Exercise requirements:
Copy the rows below verbatim, keeping every line in its original order.

Input rows:
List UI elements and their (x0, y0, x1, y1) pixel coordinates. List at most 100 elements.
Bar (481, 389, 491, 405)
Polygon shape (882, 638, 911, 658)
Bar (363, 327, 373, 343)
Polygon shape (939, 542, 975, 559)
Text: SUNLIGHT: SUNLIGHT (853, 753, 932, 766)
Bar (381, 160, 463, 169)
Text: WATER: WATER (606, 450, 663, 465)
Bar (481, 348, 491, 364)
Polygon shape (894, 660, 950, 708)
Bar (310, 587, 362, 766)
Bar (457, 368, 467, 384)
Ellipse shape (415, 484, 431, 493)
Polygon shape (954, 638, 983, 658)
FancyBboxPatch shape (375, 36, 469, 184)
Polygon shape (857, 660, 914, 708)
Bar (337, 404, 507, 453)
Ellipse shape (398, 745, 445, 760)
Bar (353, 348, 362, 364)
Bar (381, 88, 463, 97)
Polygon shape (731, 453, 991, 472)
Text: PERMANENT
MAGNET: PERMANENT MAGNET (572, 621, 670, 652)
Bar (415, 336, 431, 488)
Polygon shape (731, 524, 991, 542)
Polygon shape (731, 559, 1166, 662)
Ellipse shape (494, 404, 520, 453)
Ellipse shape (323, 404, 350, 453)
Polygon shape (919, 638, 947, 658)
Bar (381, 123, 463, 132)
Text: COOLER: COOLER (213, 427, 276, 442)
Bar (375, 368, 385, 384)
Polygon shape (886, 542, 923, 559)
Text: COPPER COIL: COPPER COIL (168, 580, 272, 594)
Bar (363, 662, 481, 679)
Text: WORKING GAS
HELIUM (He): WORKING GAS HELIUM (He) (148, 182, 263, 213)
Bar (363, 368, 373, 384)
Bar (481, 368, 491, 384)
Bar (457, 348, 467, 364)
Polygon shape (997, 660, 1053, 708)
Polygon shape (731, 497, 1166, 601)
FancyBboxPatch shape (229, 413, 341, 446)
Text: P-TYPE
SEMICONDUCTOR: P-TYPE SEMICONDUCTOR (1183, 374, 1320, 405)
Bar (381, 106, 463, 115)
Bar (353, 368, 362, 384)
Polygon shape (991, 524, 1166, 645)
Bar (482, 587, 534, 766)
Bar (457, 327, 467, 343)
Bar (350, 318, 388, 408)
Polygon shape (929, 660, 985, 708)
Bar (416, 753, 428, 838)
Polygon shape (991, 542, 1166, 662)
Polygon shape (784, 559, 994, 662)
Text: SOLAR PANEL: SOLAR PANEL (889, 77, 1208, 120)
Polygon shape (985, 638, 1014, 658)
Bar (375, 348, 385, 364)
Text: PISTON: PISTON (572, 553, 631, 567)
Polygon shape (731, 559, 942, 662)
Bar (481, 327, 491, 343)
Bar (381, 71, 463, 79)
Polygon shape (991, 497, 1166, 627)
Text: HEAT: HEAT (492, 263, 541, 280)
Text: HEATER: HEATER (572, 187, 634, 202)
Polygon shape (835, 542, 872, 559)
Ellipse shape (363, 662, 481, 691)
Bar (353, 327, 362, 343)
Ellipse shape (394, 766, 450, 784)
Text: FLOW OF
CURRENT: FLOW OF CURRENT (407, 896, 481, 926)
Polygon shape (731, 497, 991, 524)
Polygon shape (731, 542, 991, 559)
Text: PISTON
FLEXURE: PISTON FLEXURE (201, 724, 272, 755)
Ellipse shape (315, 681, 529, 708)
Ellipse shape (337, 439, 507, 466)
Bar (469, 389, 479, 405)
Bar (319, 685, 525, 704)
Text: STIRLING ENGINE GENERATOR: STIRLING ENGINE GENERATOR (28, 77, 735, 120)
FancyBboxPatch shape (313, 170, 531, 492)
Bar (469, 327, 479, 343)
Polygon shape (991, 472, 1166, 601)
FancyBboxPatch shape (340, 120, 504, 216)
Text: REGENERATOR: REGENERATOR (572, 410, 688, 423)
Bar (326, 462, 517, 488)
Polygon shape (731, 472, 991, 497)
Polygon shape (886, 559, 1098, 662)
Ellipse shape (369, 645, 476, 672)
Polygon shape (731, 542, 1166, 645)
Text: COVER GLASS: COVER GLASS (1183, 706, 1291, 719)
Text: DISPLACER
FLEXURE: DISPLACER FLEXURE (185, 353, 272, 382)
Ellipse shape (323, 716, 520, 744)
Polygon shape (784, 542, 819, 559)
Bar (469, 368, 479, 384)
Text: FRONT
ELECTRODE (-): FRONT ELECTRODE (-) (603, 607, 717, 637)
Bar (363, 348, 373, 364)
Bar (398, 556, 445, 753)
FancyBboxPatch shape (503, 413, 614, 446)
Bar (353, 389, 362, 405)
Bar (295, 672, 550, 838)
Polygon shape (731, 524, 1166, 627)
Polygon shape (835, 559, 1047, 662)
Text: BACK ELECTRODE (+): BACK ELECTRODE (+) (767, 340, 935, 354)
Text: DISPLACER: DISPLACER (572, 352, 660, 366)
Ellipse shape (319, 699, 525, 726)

Written answer:
List UI elements and their (x0, y0, x1, y1) pixel coordinates. List at most 100 elements.
Bar (481, 389, 491, 405)
Polygon shape (882, 638, 911, 658)
Bar (363, 327, 373, 343)
Polygon shape (939, 542, 975, 559)
Text: SUNLIGHT: SUNLIGHT (853, 753, 932, 766)
Bar (381, 160, 463, 169)
Text: WATER: WATER (606, 450, 663, 465)
Bar (481, 348, 491, 364)
Polygon shape (894, 660, 950, 708)
Bar (310, 587, 362, 766)
Bar (457, 368, 467, 384)
Ellipse shape (415, 484, 431, 493)
Polygon shape (954, 638, 983, 658)
FancyBboxPatch shape (375, 36, 469, 184)
Polygon shape (857, 660, 914, 708)
Bar (337, 404, 507, 453)
Ellipse shape (398, 745, 445, 760)
Bar (353, 348, 362, 364)
Bar (381, 88, 463, 97)
Polygon shape (731, 453, 991, 472)
Text: PERMANENT
MAGNET: PERMANENT MAGNET (572, 621, 670, 652)
Bar (415, 336, 431, 488)
Polygon shape (731, 524, 991, 542)
Polygon shape (731, 559, 1166, 662)
Ellipse shape (494, 404, 520, 453)
Ellipse shape (323, 404, 350, 453)
Polygon shape (919, 638, 947, 658)
Bar (381, 123, 463, 132)
Text: COOLER: COOLER (213, 427, 276, 442)
Bar (375, 368, 385, 384)
Polygon shape (886, 542, 923, 559)
Text: COPPER COIL: COPPER COIL (168, 580, 272, 594)
Bar (363, 662, 481, 679)
Text: WORKING GAS
HELIUM (He): WORKING GAS HELIUM (He) (148, 182, 263, 213)
Bar (363, 368, 373, 384)
Bar (481, 368, 491, 384)
Bar (457, 348, 467, 364)
Polygon shape (997, 660, 1053, 708)
Polygon shape (731, 497, 1166, 601)
FancyBboxPatch shape (229, 413, 341, 446)
Text: P-TYPE
SEMICONDUCTOR: P-TYPE SEMICONDUCTOR (1183, 374, 1320, 405)
Bar (381, 106, 463, 115)
Bar (353, 368, 362, 384)
Polygon shape (991, 524, 1166, 645)
Bar (482, 587, 534, 766)
Bar (457, 327, 467, 343)
Bar (350, 318, 388, 408)
Polygon shape (929, 660, 985, 708)
Bar (416, 753, 428, 838)
Polygon shape (991, 542, 1166, 662)
Polygon shape (784, 559, 994, 662)
Text: SOLAR PANEL: SOLAR PANEL (889, 77, 1208, 120)
Polygon shape (985, 638, 1014, 658)
Bar (375, 348, 385, 364)
Text: PISTON: PISTON (572, 553, 631, 567)
Polygon shape (731, 559, 942, 662)
Bar (481, 327, 491, 343)
Bar (381, 71, 463, 79)
Polygon shape (991, 497, 1166, 627)
Text: HEAT: HEAT (492, 263, 541, 280)
Text: HEATER: HEATER (572, 187, 634, 202)
Polygon shape (835, 542, 872, 559)
Ellipse shape (363, 662, 481, 691)
Bar (353, 327, 362, 343)
Ellipse shape (394, 766, 450, 784)
Text: FLOW OF
CURRENT: FLOW OF CURRENT (407, 896, 481, 926)
Polygon shape (731, 497, 991, 524)
Polygon shape (731, 542, 991, 559)
Text: PISTON
FLEXURE: PISTON FLEXURE (201, 724, 272, 755)
Ellipse shape (315, 681, 529, 708)
Ellipse shape (337, 439, 507, 466)
Bar (469, 389, 479, 405)
Bar (319, 685, 525, 704)
Text: STIRLING ENGINE GENERATOR: STIRLING ENGINE GENERATOR (28, 77, 735, 120)
FancyBboxPatch shape (313, 170, 531, 492)
Bar (469, 327, 479, 343)
Polygon shape (991, 472, 1166, 601)
FancyBboxPatch shape (340, 120, 504, 216)
Text: REGENERATOR: REGENERATOR (572, 410, 688, 423)
Bar (326, 462, 517, 488)
Polygon shape (731, 472, 991, 497)
Polygon shape (886, 559, 1098, 662)
Ellipse shape (369, 645, 476, 672)
Polygon shape (731, 542, 1166, 645)
Text: COVER GLASS: COVER GLASS (1183, 706, 1291, 719)
Text: DISPLACER
FLEXURE: DISPLACER FLEXURE (185, 353, 272, 382)
Ellipse shape (323, 716, 520, 744)
Polygon shape (784, 542, 819, 559)
Bar (469, 368, 479, 384)
Text: FRONT
ELECTRODE (-): FRONT ELECTRODE (-) (603, 607, 717, 637)
Bar (363, 348, 373, 364)
Bar (398, 556, 445, 753)
FancyBboxPatch shape (503, 413, 614, 446)
Bar (353, 389, 362, 405)
Bar (295, 672, 550, 838)
Polygon shape (731, 524, 1166, 627)
Polygon shape (835, 559, 1047, 662)
Text: BACK ELECTRODE (+): BACK ELECTRODE (+) (767, 340, 935, 354)
Text: DISPLACER: DISPLACER (572, 352, 660, 366)
Ellipse shape (319, 699, 525, 726)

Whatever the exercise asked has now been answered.